_TO BE DONE_.
In the entries that follow, how many lines contain "screenshot"? Answer with the number only.

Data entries
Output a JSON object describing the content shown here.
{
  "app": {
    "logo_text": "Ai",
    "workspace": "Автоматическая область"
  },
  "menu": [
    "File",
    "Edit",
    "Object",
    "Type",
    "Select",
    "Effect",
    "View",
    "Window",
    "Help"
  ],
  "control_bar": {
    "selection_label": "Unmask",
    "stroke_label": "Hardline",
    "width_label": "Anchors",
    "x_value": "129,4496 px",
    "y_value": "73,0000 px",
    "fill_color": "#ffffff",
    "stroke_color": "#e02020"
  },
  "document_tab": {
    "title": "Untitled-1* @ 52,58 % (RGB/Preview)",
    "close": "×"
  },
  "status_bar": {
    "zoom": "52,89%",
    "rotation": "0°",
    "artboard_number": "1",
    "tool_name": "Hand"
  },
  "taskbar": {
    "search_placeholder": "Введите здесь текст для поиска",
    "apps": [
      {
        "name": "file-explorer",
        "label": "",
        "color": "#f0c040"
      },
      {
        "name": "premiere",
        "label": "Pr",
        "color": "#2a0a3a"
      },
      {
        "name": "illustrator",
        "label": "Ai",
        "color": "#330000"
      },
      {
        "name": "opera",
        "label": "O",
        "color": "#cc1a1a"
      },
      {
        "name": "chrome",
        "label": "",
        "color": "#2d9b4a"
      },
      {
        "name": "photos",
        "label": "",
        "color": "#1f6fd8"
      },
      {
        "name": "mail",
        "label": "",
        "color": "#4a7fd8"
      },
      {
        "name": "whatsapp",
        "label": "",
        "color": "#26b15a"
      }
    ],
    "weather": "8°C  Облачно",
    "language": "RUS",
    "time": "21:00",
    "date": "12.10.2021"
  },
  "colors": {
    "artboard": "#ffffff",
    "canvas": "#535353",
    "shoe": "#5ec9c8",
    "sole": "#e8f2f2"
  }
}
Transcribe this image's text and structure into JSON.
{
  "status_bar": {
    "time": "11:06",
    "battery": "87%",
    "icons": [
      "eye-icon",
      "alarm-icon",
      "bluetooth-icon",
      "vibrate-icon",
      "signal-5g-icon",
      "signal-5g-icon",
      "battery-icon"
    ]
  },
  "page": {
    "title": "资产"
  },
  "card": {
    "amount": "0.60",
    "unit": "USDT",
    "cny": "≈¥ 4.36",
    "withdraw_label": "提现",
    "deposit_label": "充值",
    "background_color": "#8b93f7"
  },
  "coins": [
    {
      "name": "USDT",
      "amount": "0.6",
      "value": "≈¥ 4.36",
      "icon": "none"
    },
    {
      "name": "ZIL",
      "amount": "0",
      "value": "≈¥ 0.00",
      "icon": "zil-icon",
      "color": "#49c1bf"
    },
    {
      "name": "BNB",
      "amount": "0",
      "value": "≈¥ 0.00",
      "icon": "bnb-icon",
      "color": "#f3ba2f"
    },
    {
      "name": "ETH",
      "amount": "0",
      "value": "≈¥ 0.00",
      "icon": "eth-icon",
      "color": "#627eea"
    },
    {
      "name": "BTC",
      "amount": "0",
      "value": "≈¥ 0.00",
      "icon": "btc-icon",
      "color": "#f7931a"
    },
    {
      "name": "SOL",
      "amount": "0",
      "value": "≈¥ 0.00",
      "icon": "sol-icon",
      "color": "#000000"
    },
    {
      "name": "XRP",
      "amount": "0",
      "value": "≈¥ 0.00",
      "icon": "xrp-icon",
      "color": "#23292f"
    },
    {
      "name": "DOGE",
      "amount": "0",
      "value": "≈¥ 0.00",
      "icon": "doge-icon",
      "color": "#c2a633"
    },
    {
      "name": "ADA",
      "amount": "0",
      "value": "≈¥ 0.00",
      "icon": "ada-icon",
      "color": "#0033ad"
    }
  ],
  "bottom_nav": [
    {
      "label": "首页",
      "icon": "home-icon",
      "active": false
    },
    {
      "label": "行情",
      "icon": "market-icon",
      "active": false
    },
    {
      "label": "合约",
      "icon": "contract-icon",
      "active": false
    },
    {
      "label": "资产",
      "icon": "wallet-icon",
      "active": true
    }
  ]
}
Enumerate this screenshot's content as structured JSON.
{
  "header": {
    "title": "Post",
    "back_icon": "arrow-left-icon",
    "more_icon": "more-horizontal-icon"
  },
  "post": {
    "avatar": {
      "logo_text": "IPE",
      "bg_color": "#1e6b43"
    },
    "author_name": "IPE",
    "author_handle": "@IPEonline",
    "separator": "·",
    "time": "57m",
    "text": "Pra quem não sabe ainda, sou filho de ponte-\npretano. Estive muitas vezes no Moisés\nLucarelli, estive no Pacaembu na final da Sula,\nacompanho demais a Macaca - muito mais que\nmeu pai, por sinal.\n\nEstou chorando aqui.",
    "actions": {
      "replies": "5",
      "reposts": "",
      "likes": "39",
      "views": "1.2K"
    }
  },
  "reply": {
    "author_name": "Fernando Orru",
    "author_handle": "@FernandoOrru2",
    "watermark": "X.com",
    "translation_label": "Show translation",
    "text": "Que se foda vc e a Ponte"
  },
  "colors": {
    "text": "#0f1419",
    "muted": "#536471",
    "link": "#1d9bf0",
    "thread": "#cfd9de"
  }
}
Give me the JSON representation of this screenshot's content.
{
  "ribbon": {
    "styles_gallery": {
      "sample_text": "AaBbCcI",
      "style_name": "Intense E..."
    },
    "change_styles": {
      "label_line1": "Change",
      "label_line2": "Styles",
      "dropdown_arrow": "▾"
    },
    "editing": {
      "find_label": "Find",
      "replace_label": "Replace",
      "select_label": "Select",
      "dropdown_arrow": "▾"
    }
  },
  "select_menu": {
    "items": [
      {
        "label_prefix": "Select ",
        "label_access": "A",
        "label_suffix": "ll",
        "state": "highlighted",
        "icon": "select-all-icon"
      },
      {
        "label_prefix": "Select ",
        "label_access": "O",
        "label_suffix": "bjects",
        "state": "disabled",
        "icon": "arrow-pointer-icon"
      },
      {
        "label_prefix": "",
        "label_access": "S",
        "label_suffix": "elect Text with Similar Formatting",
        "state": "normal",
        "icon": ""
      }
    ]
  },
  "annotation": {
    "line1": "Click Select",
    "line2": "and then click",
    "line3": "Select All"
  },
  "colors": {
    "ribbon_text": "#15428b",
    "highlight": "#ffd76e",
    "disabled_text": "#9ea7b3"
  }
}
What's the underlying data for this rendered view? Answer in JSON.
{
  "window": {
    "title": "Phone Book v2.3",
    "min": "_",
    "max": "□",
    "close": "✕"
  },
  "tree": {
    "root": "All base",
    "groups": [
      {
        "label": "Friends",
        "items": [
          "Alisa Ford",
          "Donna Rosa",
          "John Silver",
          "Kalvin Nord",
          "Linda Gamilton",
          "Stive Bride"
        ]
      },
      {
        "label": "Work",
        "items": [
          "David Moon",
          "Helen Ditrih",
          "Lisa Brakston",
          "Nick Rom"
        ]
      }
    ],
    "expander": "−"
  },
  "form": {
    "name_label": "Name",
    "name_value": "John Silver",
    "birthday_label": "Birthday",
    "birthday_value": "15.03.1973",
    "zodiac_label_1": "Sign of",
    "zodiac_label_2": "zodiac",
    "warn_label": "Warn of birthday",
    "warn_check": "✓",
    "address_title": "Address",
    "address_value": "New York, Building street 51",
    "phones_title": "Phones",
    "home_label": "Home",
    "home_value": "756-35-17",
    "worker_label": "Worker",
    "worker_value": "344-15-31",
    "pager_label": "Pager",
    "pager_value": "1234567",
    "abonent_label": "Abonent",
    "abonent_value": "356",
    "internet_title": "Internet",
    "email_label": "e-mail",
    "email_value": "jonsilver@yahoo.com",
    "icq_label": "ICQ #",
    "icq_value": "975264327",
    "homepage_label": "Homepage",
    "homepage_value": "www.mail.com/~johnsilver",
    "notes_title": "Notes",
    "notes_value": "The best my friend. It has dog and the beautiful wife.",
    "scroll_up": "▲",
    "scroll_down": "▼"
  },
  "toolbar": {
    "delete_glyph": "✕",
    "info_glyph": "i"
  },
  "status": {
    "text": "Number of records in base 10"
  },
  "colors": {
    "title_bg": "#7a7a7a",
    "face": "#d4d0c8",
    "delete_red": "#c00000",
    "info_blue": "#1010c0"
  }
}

_WRITTEN ANSWER_.
2